### WHAT YOU ARE ASKED TO DO
Filter the entries, keeping every line with the word "Backlog".

### PROVIDED INFORMATION

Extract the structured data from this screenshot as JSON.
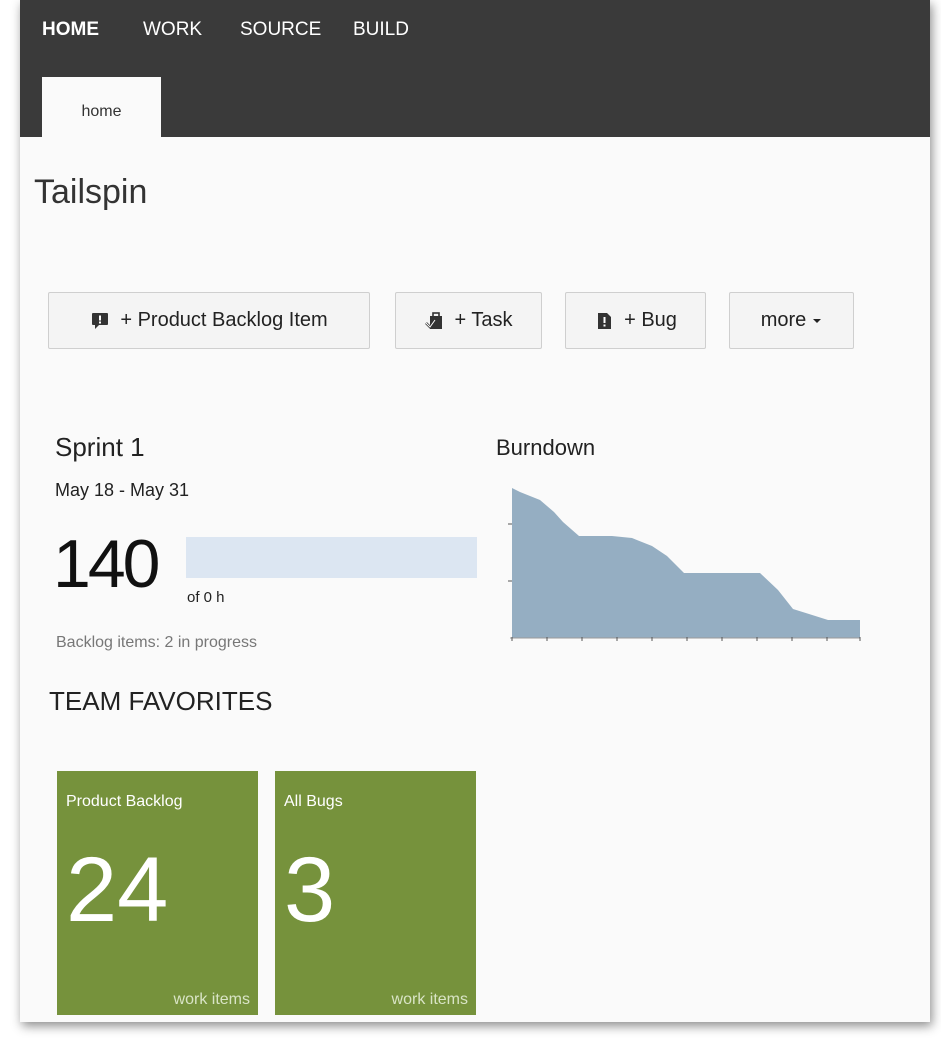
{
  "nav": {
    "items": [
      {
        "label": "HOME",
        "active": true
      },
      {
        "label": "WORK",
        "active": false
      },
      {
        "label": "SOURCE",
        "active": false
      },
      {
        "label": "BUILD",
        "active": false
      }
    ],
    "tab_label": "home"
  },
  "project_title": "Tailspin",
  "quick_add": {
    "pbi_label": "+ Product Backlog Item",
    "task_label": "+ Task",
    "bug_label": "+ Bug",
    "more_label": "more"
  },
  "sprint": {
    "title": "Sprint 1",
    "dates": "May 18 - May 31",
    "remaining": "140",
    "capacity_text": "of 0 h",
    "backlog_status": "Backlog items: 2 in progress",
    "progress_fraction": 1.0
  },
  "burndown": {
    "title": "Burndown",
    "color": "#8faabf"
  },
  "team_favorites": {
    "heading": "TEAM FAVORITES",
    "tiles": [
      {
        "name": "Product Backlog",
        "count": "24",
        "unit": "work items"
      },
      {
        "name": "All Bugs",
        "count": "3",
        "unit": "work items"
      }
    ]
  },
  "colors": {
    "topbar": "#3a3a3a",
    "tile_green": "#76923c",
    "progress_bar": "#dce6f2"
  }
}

---

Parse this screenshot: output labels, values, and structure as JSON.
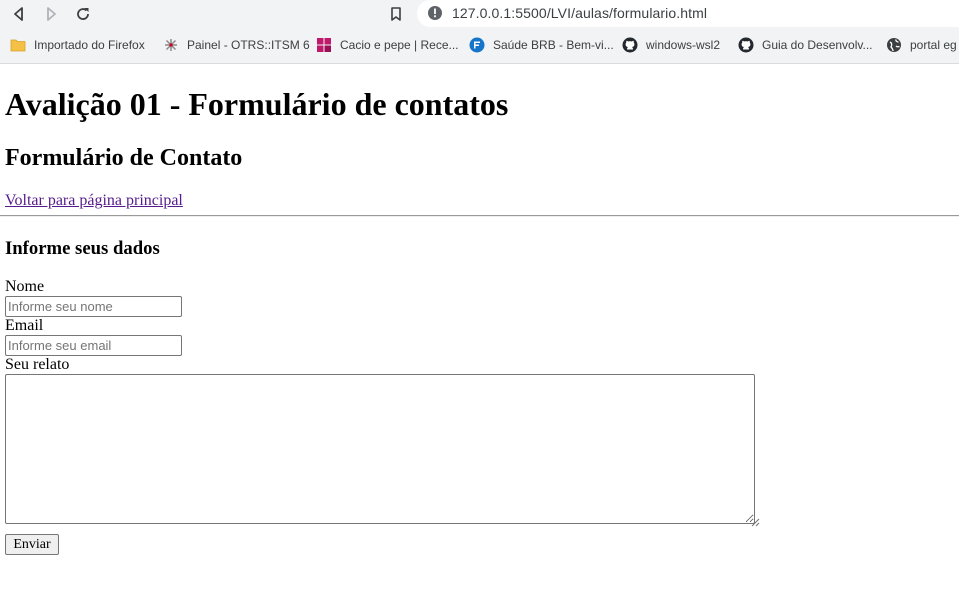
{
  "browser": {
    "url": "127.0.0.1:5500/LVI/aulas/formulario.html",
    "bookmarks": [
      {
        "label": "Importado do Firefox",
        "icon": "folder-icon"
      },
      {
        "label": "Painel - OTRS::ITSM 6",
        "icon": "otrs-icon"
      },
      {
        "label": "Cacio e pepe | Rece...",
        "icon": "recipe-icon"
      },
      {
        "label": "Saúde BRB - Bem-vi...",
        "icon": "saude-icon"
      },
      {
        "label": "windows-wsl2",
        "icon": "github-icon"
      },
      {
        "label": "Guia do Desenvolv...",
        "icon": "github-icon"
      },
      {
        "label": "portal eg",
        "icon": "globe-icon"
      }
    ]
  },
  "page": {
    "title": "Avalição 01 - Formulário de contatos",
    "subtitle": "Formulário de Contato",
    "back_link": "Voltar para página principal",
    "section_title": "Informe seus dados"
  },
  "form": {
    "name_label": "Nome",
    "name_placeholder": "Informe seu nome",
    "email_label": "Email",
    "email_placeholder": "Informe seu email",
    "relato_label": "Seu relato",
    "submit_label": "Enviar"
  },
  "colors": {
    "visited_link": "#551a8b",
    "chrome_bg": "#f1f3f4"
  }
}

### TASK ANSWER
    "pbi_label": "+ Product Backlog Item",
    "backlog_status": "Backlog items: 2 in progress",
        "name": "Product Backlog",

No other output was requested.